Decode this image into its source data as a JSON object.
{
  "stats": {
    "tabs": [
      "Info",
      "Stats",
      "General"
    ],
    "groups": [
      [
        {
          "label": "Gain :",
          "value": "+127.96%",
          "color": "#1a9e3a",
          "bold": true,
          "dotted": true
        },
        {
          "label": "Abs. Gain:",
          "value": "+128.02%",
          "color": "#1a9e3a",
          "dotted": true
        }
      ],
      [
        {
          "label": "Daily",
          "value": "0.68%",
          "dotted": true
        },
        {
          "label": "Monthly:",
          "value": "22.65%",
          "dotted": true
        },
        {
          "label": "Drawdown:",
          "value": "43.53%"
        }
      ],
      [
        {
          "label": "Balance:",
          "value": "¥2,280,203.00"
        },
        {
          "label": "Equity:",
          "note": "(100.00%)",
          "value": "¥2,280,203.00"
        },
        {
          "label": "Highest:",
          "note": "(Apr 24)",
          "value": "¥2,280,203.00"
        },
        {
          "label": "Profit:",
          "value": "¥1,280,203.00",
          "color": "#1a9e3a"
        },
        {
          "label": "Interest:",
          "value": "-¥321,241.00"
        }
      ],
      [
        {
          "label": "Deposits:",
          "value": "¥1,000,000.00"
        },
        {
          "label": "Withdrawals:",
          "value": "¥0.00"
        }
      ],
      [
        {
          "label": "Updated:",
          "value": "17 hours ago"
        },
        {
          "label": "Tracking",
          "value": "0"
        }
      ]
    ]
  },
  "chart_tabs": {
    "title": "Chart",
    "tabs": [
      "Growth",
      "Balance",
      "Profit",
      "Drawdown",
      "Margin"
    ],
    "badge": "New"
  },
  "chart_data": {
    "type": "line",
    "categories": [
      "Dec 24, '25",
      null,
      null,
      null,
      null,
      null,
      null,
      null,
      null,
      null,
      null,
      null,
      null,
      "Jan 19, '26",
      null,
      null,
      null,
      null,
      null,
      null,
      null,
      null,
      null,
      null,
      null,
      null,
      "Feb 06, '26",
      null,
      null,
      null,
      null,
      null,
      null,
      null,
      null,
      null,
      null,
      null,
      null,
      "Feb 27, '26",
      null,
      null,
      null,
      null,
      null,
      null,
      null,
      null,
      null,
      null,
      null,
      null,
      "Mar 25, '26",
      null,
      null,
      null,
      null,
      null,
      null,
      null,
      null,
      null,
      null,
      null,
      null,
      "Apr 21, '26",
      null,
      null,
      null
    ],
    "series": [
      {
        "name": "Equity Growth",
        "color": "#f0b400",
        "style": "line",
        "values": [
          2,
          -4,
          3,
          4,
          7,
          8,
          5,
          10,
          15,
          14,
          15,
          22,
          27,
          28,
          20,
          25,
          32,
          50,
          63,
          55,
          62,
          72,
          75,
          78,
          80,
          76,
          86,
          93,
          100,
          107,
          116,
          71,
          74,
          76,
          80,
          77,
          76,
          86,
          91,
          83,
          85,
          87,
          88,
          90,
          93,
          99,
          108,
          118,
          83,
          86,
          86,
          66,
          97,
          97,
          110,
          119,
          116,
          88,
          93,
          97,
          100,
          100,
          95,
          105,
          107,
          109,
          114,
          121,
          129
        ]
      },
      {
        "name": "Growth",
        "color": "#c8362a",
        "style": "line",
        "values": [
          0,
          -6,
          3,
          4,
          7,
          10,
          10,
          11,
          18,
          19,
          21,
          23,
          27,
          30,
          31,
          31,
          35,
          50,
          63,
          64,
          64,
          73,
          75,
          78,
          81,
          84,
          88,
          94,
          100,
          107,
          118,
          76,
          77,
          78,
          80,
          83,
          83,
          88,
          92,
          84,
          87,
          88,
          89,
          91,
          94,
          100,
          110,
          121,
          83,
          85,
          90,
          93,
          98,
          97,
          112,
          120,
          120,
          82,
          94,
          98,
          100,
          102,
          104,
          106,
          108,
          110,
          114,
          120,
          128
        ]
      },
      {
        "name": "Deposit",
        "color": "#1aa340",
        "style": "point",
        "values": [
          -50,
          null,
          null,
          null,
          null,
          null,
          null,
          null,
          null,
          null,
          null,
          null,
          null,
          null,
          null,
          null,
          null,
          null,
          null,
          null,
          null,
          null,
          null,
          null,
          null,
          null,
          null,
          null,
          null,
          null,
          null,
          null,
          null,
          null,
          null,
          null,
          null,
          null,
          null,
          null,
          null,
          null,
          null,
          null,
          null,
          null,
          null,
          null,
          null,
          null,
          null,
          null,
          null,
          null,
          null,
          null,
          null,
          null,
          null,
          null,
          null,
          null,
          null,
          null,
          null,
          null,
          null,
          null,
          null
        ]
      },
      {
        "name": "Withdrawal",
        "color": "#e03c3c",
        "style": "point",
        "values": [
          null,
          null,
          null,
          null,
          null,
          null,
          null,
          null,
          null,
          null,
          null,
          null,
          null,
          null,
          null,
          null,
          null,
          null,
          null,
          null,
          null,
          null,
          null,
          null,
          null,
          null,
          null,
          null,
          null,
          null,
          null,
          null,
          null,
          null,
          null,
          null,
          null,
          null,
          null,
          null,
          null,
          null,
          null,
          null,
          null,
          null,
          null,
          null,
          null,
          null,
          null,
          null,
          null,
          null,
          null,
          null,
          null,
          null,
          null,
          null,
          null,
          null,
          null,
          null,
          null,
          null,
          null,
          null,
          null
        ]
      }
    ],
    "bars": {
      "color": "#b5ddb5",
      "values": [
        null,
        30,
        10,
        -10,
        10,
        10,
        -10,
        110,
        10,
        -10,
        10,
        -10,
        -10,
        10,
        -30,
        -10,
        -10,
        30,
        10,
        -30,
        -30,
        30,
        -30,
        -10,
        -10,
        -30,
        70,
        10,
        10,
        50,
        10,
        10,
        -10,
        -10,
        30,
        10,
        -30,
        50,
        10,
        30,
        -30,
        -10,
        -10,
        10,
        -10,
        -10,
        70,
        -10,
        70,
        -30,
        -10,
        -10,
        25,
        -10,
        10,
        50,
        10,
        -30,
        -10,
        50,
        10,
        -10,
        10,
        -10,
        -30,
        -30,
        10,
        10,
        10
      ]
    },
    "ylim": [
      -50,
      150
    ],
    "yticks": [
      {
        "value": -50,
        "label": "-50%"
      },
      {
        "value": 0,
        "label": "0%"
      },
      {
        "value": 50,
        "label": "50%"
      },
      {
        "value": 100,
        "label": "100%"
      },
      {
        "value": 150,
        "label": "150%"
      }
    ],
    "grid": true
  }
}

*****

→ **GOAL**
Copy all lines from the entries that contain the word "name".

→ **RESULT BELOW**
        "name": "Equity Growth",
        "name": "Growth",
        "name": "Deposit",
        "name": "Withdrawal",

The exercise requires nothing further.